=== Records provided ===
□ □ □ □ □
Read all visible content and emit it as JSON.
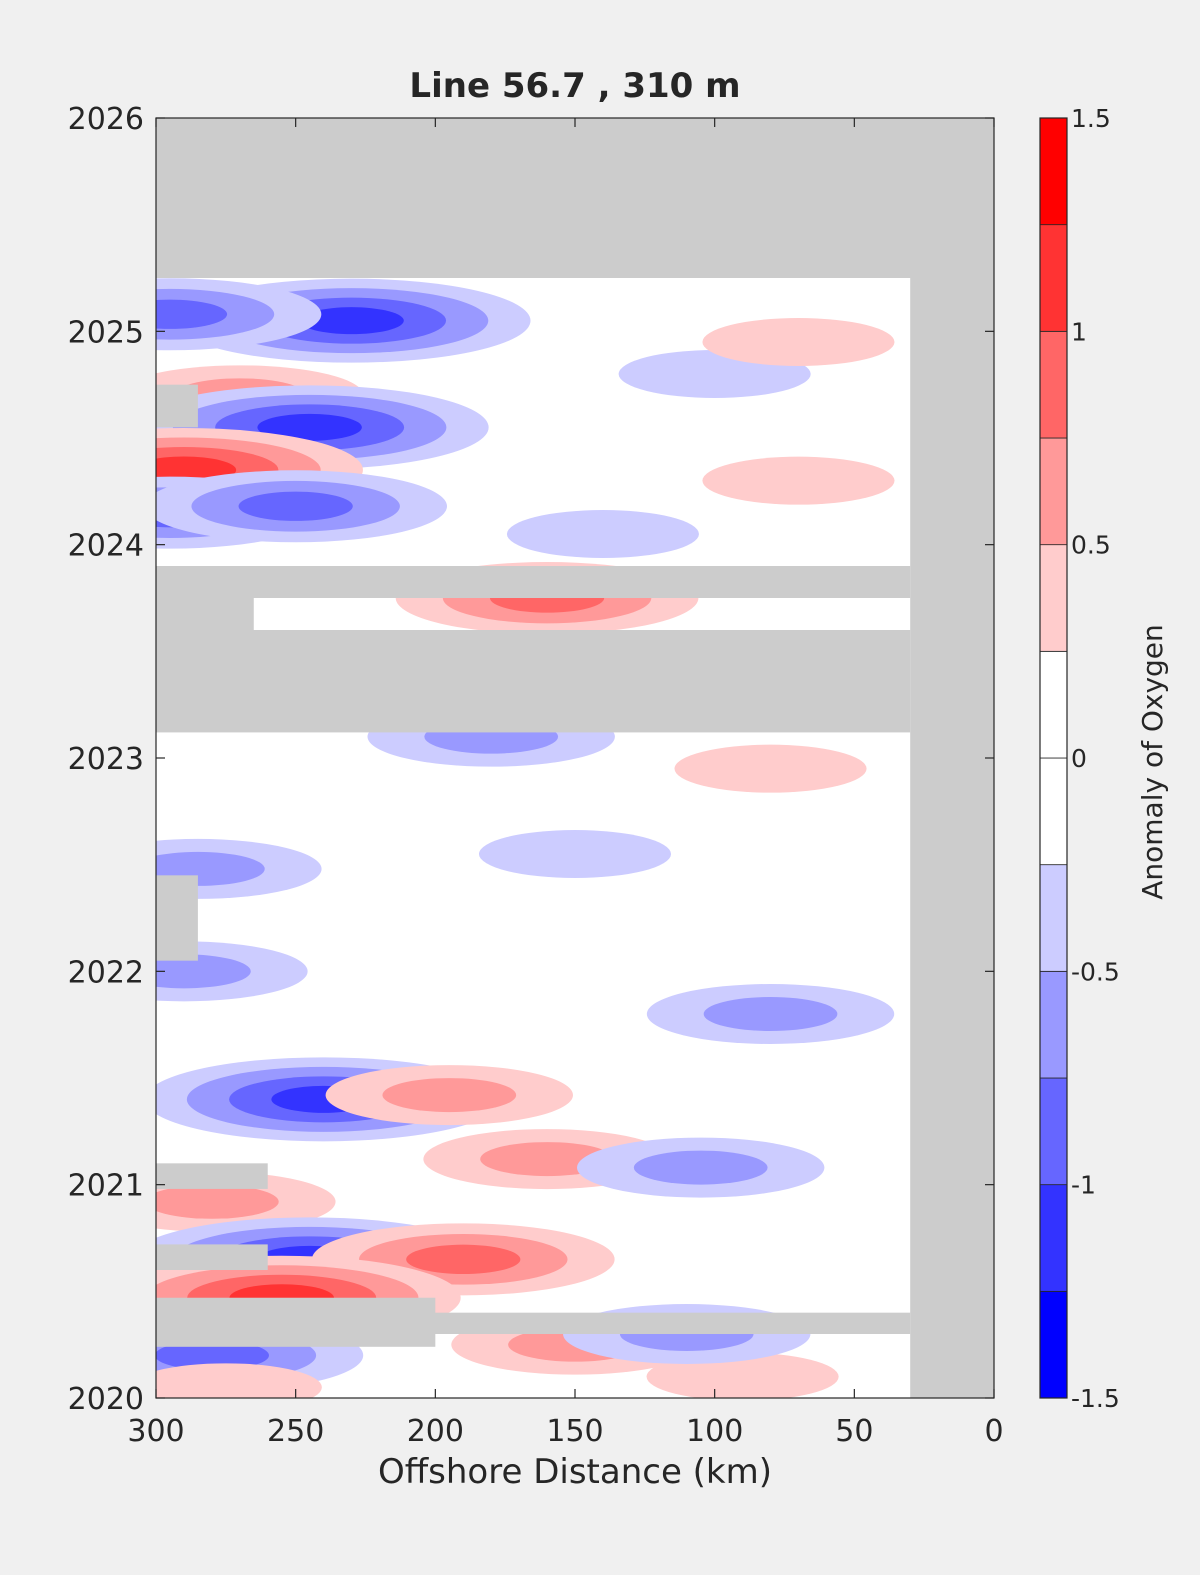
{
  "chart_data": {
    "type": "heatmap",
    "title": "Line 56.7 , 310 m",
    "xlabel": "Offshore Distance (km)",
    "ylabel": "",
    "x_reversed": true,
    "xlim": [
      300,
      0
    ],
    "ylim": [
      2020,
      2026
    ],
    "x_ticks": [
      300,
      250,
      200,
      150,
      100,
      50,
      0
    ],
    "x_tick_labels": [
      "300",
      "250",
      "200",
      "150",
      "100",
      "50",
      "0"
    ],
    "y_ticks": [
      2020,
      2021,
      2022,
      2023,
      2024,
      2025,
      2026
    ],
    "y_tick_labels": [
      "2020",
      "2021",
      "2022",
      "2023",
      "2024",
      "2025",
      "2026"
    ],
    "missing_color": "#cccccc",
    "colorbar": {
      "label": "Anomaly of Oxygen",
      "range": [
        -1.5,
        1.5
      ],
      "levels": [
        -1.5,
        -1.25,
        -1.0,
        -0.75,
        -0.5,
        -0.25,
        0,
        0.25,
        0.5,
        0.75,
        1.0,
        1.25,
        1.5
      ],
      "colors": [
        "#0000ff",
        "#3333ff",
        "#6666ff",
        "#9999ff",
        "#ccccff",
        "#ffffff",
        "#ffffff",
        "#ffcccc",
        "#ff9999",
        "#ff6666",
        "#ff3333",
        "#ff0000"
      ],
      "tick_values": [
        1.5,
        1,
        0.5,
        0,
        -0.5,
        -1,
        -1.5
      ],
      "tick_labels": [
        "1.5",
        "1",
        "0.5",
        "0",
        "-0.5",
        "-1",
        "-1.5"
      ]
    },
    "no_data_regions": [
      {
        "x": [
          300,
          0
        ],
        "y": [
          2025.25,
          2026
        ]
      },
      {
        "x": [
          30,
          0
        ],
        "y": [
          2019.95,
          2025.25
        ]
      },
      {
        "x": [
          300,
          30
        ],
        "y": [
          2023.12,
          2023.6
        ]
      },
      {
        "x": [
          300,
          30
        ],
        "y": [
          2023.75,
          2023.9
        ]
      },
      {
        "x": [
          300,
          265
        ],
        "y": [
          2023.6,
          2023.75
        ]
      },
      {
        "x": [
          300,
          30
        ],
        "y": [
          2020.3,
          2020.4
        ]
      },
      {
        "x": [
          300,
          200
        ],
        "y": [
          2020.24,
          2020.47
        ]
      },
      {
        "x": [
          300,
          285
        ],
        "y": [
          2022.05,
          2022.45
        ]
      },
      {
        "x": [
          300,
          285
        ],
        "y": [
          2024.55,
          2024.75
        ]
      },
      {
        "x": [
          300,
          260
        ],
        "y": [
          2020.6,
          2020.72
        ]
      },
      {
        "x": [
          300,
          260
        ],
        "y": [
          2020.98,
          2021.1
        ]
      }
    ],
    "anomaly_features": [
      {
        "x": 230,
        "y": 2025.05,
        "value": -1.0
      },
      {
        "x": 295,
        "y": 2025.08,
        "value": -0.75
      },
      {
        "x": 270,
        "y": 2024.7,
        "value": 0.5
      },
      {
        "x": 245,
        "y": 2024.55,
        "value": -1.0
      },
      {
        "x": 290,
        "y": 2024.35,
        "value": 1.0
      },
      {
        "x": 295,
        "y": 2024.15,
        "value": -0.75
      },
      {
        "x": 250,
        "y": 2024.18,
        "value": -0.75
      },
      {
        "x": 160,
        "y": 2023.75,
        "value": 0.75
      },
      {
        "x": 140,
        "y": 2024.05,
        "value": -0.25
      },
      {
        "x": 100,
        "y": 2024.8,
        "value": -0.25
      },
      {
        "x": 70,
        "y": 2024.3,
        "value": 0.25
      },
      {
        "x": 70,
        "y": 2024.95,
        "value": 0.25
      },
      {
        "x": 180,
        "y": 2023.1,
        "value": -0.5
      },
      {
        "x": 80,
        "y": 2022.95,
        "value": 0.25
      },
      {
        "x": 285,
        "y": 2022.48,
        "value": -0.5
      },
      {
        "x": 150,
        "y": 2022.55,
        "value": -0.25
      },
      {
        "x": 290,
        "y": 2022.0,
        "value": -0.5
      },
      {
        "x": 80,
        "y": 2021.8,
        "value": -0.5
      },
      {
        "x": 240,
        "y": 2021.4,
        "value": -1.0
      },
      {
        "x": 195,
        "y": 2021.42,
        "value": 0.5
      },
      {
        "x": 160,
        "y": 2021.12,
        "value": 0.5
      },
      {
        "x": 105,
        "y": 2021.08,
        "value": -0.5
      },
      {
        "x": 280,
        "y": 2020.92,
        "value": 0.5
      },
      {
        "x": 245,
        "y": 2020.65,
        "value": -1.0
      },
      {
        "x": 190,
        "y": 2020.65,
        "value": 0.75
      },
      {
        "x": 255,
        "y": 2020.47,
        "value": 1.0
      },
      {
        "x": 150,
        "y": 2020.25,
        "value": 0.5
      },
      {
        "x": 280,
        "y": 2020.2,
        "value": -0.75
      },
      {
        "x": 275,
        "y": 2020.05,
        "value": 0.25
      },
      {
        "x": 90,
        "y": 2020.1,
        "value": 0.25
      },
      {
        "x": 110,
        "y": 2020.3,
        "value": -0.5
      }
    ]
  }
}
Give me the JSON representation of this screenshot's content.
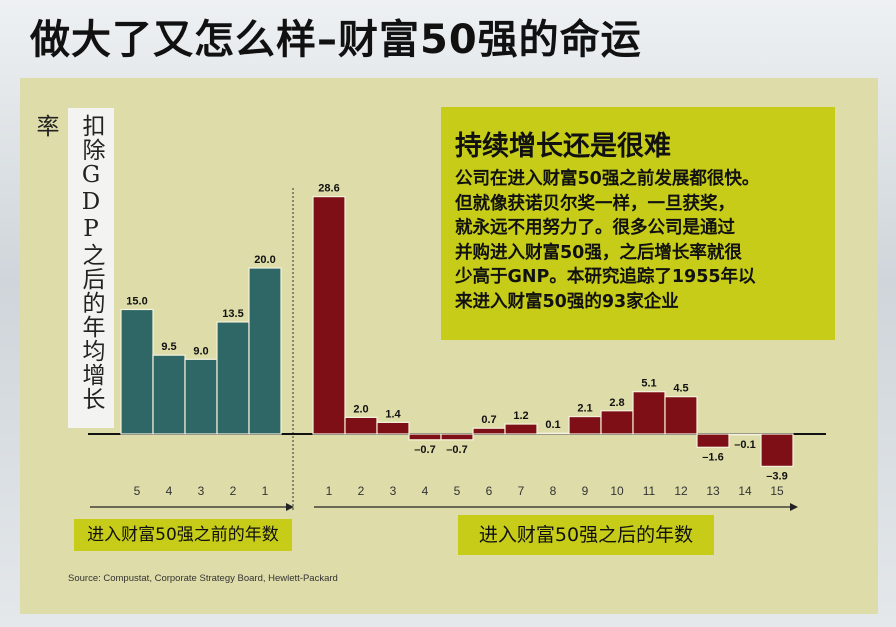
□ □ □ □ □
=== Requirement ===
Copy all the records above exactly, but leave out the pictures.

=== Problem solution ===
Read all visible content and emit it as JSON.
{
  "chart_data": {
    "type": "heatmap",
    "title": "Line 56.7 , 310 m",
    "xlabel": "Offshore Distance (km)",
    "ylabel": "",
    "x_reversed": true,
    "xlim": [
      300,
      0
    ],
    "ylim": [
      2020,
      2026
    ],
    "x_ticks": [
      300,
      250,
      200,
      150,
      100,
      50,
      0
    ],
    "x_tick_labels": [
      "300",
      "250",
      "200",
      "150",
      "100",
      "50",
      "0"
    ],
    "y_ticks": [
      2020,
      2021,
      2022,
      2023,
      2024,
      2025,
      2026
    ],
    "y_tick_labels": [
      "2020",
      "2021",
      "2022",
      "2023",
      "2024",
      "2025",
      "2026"
    ],
    "missing_color": "#cccccc",
    "colorbar": {
      "label": "Anomaly of Oxygen",
      "range": [
        -1.5,
        1.5
      ],
      "levels": [
        -1.5,
        -1.25,
        -1.0,
        -0.75,
        -0.5,
        -0.25,
        0,
        0.25,
        0.5,
        0.75,
        1.0,
        1.25,
        1.5
      ],
      "colors": [
        "#0000ff",
        "#3333ff",
        "#6666ff",
        "#9999ff",
        "#ccccff",
        "#ffffff",
        "#ffffff",
        "#ffcccc",
        "#ff9999",
        "#ff6666",
        "#ff3333",
        "#ff0000"
      ],
      "tick_values": [
        1.5,
        1,
        0.5,
        0,
        -0.5,
        -1,
        -1.5
      ],
      "tick_labels": [
        "1.5",
        "1",
        "0.5",
        "0",
        "-0.5",
        "-1",
        "-1.5"
      ]
    },
    "no_data_regions": [
      {
        "x": [
          300,
          0
        ],
        "y": [
          2025.25,
          2026
        ]
      },
      {
        "x": [
          30,
          0
        ],
        "y": [
          2019.95,
          2025.25
        ]
      },
      {
        "x": [
          300,
          30
        ],
        "y": [
          2023.12,
          2023.6
        ]
      },
      {
        "x": [
          300,
          30
        ],
        "y": [
          2023.75,
          2023.9
        ]
      },
      {
        "x": [
          300,
          265
        ],
        "y": [
          2023.6,
          2023.75
        ]
      },
      {
        "x": [
          300,
          30
        ],
        "y": [
          2020.3,
          2020.4
        ]
      },
      {
        "x": [
          300,
          200
        ],
        "y": [
          2020.24,
          2020.47
        ]
      },
      {
        "x": [
          300,
          285
        ],
        "y": [
          2022.05,
          2022.45
        ]
      },
      {
        "x": [
          300,
          285
        ],
        "y": [
          2024.55,
          2024.75
        ]
      },
      {
        "x": [
          300,
          260
        ],
        "y": [
          2020.6,
          2020.72
        ]
      },
      {
        "x": [
          300,
          260
        ],
        "y": [
          2020.98,
          2021.1
        ]
      }
    ],
    "anomaly_features": [
      {
        "x": 230,
        "y": 2025.05,
        "value": -1.0
      },
      {
        "x": 295,
        "y": 2025.08,
        "value": -0.75
      },
      {
        "x": 270,
        "y": 2024.7,
        "value": 0.5
      },
      {
        "x": 245,
        "y": 2024.55,
        "value": -1.0
      },
      {
        "x": 290,
        "y": 2024.35,
        "value": 1.0
      },
      {
        "x": 295,
        "y": 2024.15,
        "value": -0.75
      },
      {
        "x": 250,
        "y": 2024.18,
        "value": -0.75
      },
      {
        "x": 160,
        "y": 2023.75,
        "value": 0.75
      },
      {
        "x": 140,
        "y": 2024.05,
        "value": -0.25
      },
      {
        "x": 100,
        "y": 2024.8,
        "value": -0.25
      },
      {
        "x": 70,
        "y": 2024.3,
        "value": 0.25
      },
      {
        "x": 70,
        "y": 2024.95,
        "value": 0.25
      },
      {
        "x": 180,
        "y": 2023.1,
        "value": -0.5
      },
      {
        "x": 80,
        "y": 2022.95,
        "value": 0.25
      },
      {
        "x": 285,
        "y": 2022.48,
        "value": -0.5
      },
      {
        "x": 150,
        "y": 2022.55,
        "value": -0.25
      },
      {
        "x": 290,
        "y": 2022.0,
        "value": -0.5
      },
      {
        "x": 80,
        "y": 2021.8,
        "value": -0.5
      },
      {
        "x": 240,
        "y": 2021.4,
        "value": -1.0
      },
      {
        "x": 195,
        "y": 2021.42,
        "value": 0.5
      },
      {
        "x": 160,
        "y": 2021.12,
        "value": 0.5
      },
      {
        "x": 105,
        "y": 2021.08,
        "value": -0.5
      },
      {
        "x": 280,
        "y": 2020.92,
        "value": 0.5
      },
      {
        "x": 245,
        "y": 2020.65,
        "value": -1.0
      },
      {
        "x": 190,
        "y": 2020.65,
        "value": 0.75
      },
      {
        "x": 255,
        "y": 2020.47,
        "value": 1.0
      },
      {
        "x": 150,
        "y": 2020.25,
        "value": 0.5
      },
      {
        "x": 280,
        "y": 2020.2,
        "value": -0.75
      },
      {
        "x": 275,
        "y": 2020.05,
        "value": 0.25
      },
      {
        "x": 90,
        "y": 2020.1,
        "value": 0.25
      },
      {
        "x": 110,
        "y": 2020.3,
        "value": -0.5
      }
    ]
  }
}
Give me the JSON representation of this screenshot's content.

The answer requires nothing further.